=== Supplied entries ===
>> Begin

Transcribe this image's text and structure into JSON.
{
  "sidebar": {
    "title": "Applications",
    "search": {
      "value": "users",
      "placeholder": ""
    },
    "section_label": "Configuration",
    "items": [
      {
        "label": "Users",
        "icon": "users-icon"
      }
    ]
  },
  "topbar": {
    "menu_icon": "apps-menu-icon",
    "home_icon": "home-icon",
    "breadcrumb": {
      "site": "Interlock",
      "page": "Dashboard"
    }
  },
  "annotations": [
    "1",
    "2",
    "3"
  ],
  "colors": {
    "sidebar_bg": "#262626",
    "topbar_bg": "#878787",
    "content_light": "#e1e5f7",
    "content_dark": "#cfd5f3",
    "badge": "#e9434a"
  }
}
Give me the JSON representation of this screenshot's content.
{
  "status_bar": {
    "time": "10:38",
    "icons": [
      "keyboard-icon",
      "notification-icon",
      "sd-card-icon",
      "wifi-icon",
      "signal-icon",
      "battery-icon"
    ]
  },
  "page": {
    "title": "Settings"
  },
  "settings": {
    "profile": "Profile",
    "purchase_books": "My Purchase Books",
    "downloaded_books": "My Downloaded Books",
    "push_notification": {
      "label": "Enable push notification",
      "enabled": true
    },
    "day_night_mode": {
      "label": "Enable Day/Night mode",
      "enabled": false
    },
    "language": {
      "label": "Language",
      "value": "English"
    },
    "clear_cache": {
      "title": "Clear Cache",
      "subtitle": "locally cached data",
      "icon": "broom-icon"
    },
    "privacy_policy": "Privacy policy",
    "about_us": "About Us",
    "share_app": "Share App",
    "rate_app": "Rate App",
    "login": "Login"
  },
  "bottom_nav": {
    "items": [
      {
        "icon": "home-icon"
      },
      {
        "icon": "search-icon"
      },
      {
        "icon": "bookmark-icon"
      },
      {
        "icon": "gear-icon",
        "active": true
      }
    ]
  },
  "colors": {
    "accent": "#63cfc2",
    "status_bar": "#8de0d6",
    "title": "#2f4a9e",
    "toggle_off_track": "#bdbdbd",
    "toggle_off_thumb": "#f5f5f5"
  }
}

>> End

=== What to produce ===
Repeat the data precisely, reproducing every entry.

=== Solution to the problem ===
Transcribe this image's text and structure into JSON.
{
  "sidebar": {
    "title": "Applications",
    "search": {
      "value": "users",
      "placeholder": ""
    },
    "section_label": "Configuration",
    "items": [
      {
        "label": "Users",
        "icon": "users-icon"
      }
    ]
  },
  "topbar": {
    "menu_icon": "apps-menu-icon",
    "home_icon": "home-icon",
    "breadcrumb": {
      "site": "Interlock",
      "page": "Dashboard"
    }
  },
  "annotations": [
    "1",
    "2",
    "3"
  ],
  "colors": {
    "sidebar_bg": "#262626",
    "topbar_bg": "#878787",
    "content_light": "#e1e5f7",
    "content_dark": "#cfd5f3",
    "badge": "#e9434a"
  }
}
Give me the JSON representation of this screenshot's content.
{
  "status_bar": {
    "time": "10:38",
    "icons": [
      "keyboard-icon",
      "notification-icon",
      "sd-card-icon",
      "wifi-icon",
      "signal-icon",
      "battery-icon"
    ]
  },
  "page": {
    "title": "Settings"
  },
  "settings": {
    "profile": "Profile",
    "purchase_books": "My Purchase Books",
    "downloaded_books": "My Downloaded Books",
    "push_notification": {
      "label": "Enable push notification",
      "enabled": true
    },
    "day_night_mode": {
      "label": "Enable Day/Night mode",
      "enabled": false
    },
    "language": {
      "label": "Language",
      "value": "English"
    },
    "clear_cache": {
      "title": "Clear Cache",
      "subtitle": "locally cached data",
      "icon": "broom-icon"
    },
    "privacy_policy": "Privacy policy",
    "about_us": "About Us",
    "share_app": "Share App",
    "rate_app": "Rate App",
    "login": "Login"
  },
  "bottom_nav": {
    "items": [
      {
        "icon": "home-icon"
      },
      {
        "icon": "search-icon"
      },
      {
        "icon": "bookmark-icon"
      },
      {
        "icon": "gear-icon",
        "active": true
      }
    ]
  },
  "colors": {
    "accent": "#63cfc2",
    "status_bar": "#8de0d6",
    "title": "#2f4a9e",
    "toggle_off_track": "#bdbdbd",
    "toggle_off_thumb": "#f5f5f5"
  }
}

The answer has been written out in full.